- **Task description**: Repeat every record below exactly, but leave out any pictures.

- **Material supplied**:
····················

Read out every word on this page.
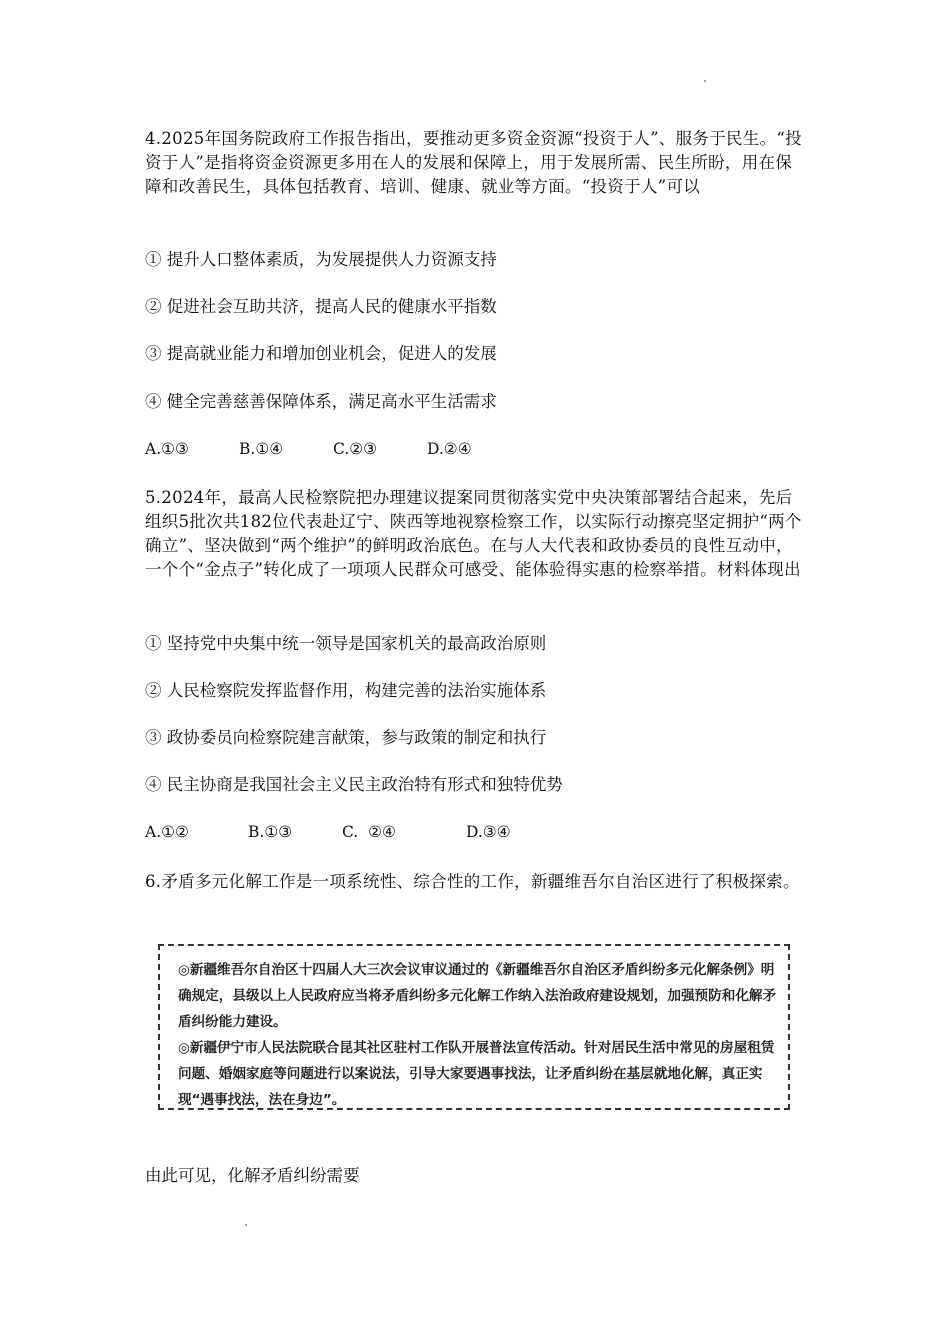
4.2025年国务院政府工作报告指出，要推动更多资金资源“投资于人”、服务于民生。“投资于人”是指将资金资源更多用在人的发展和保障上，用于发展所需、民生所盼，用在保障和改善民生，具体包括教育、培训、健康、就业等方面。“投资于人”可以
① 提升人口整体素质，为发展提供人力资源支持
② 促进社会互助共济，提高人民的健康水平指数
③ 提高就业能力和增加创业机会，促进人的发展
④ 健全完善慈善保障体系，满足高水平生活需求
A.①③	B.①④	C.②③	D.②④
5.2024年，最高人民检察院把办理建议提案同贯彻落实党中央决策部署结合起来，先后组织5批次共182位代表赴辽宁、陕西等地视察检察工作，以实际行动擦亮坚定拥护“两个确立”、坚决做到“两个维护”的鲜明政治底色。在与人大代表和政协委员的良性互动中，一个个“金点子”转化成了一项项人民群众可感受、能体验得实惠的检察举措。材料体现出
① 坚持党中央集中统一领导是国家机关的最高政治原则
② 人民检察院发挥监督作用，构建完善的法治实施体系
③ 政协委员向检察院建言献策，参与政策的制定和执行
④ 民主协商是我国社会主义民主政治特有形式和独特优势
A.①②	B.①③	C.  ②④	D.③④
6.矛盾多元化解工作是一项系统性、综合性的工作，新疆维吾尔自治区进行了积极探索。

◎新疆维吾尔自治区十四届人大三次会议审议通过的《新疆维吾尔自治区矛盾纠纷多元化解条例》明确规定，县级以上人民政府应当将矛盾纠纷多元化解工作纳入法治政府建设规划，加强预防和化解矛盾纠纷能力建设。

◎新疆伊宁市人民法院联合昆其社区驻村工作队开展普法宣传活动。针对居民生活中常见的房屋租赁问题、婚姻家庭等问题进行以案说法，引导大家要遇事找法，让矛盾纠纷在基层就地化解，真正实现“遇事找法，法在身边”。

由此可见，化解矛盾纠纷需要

····················

- **Worked answer**:
Read out every word on this page.
4.2025年国务院政府工作报告指出，要推动更多资金资源“投资于人”、服务于民生。“投资于人”是指将资金资源更多用在人的发展和保障上，用于发展所需、民生所盼，用在保障和改善民生，具体包括教育、培训、健康、就业等方面。“投资于人”可以
① 提升人口整体素质，为发展提供人力资源支持
② 促进社会互助共济，提高人民的健康水平指数
③ 提高就业能力和增加创业机会，促进人的发展
④ 健全完善慈善保障体系，满足高水平生活需求
A.①③	B.①④	C.②③	D.②④
5.2024年，最高人民检察院把办理建议提案同贯彻落实党中央决策部署结合起来，先后组织5批次共182位代表赴辽宁、陕西等地视察检察工作，以实际行动擦亮坚定拥护“两个确立”、坚决做到“两个维护”的鲜明政治底色。在与人大代表和政协委员的良性互动中，一个个“金点子”转化成了一项项人民群众可感受、能体验得实惠的检察举措。材料体现出
① 坚持党中央集中统一领导是国家机关的最高政治原则
② 人民检察院发挥监督作用，构建完善的法治实施体系
③ 政协委员向检察院建言献策，参与政策的制定和执行
④ 民主协商是我国社会主义民主政治特有形式和独特优势
A.①②	B.①③	C.  ②④	D.③④
6.矛盾多元化解工作是一项系统性、综合性的工作，新疆维吾尔自治区进行了积极探索。

◎新疆维吾尔自治区十四届人大三次会议审议通过的《新疆维吾尔自治区矛盾纠纷多元化解条例》明确规定，县级以上人民政府应当将矛盾纠纷多元化解工作纳入法治政府建设规划，加强预防和化解矛盾纠纷能力建设。

◎新疆伊宁市人民法院联合昆其社区驻村工作队开展普法宣传活动。针对居民生活中常见的房屋租赁问题、婚姻家庭等问题进行以案说法，引导大家要遇事找法，让矛盾纠纷在基层就地化解，真正实现“遇事找法，法在身边”。

由此可见，化解矛盾纠纷需要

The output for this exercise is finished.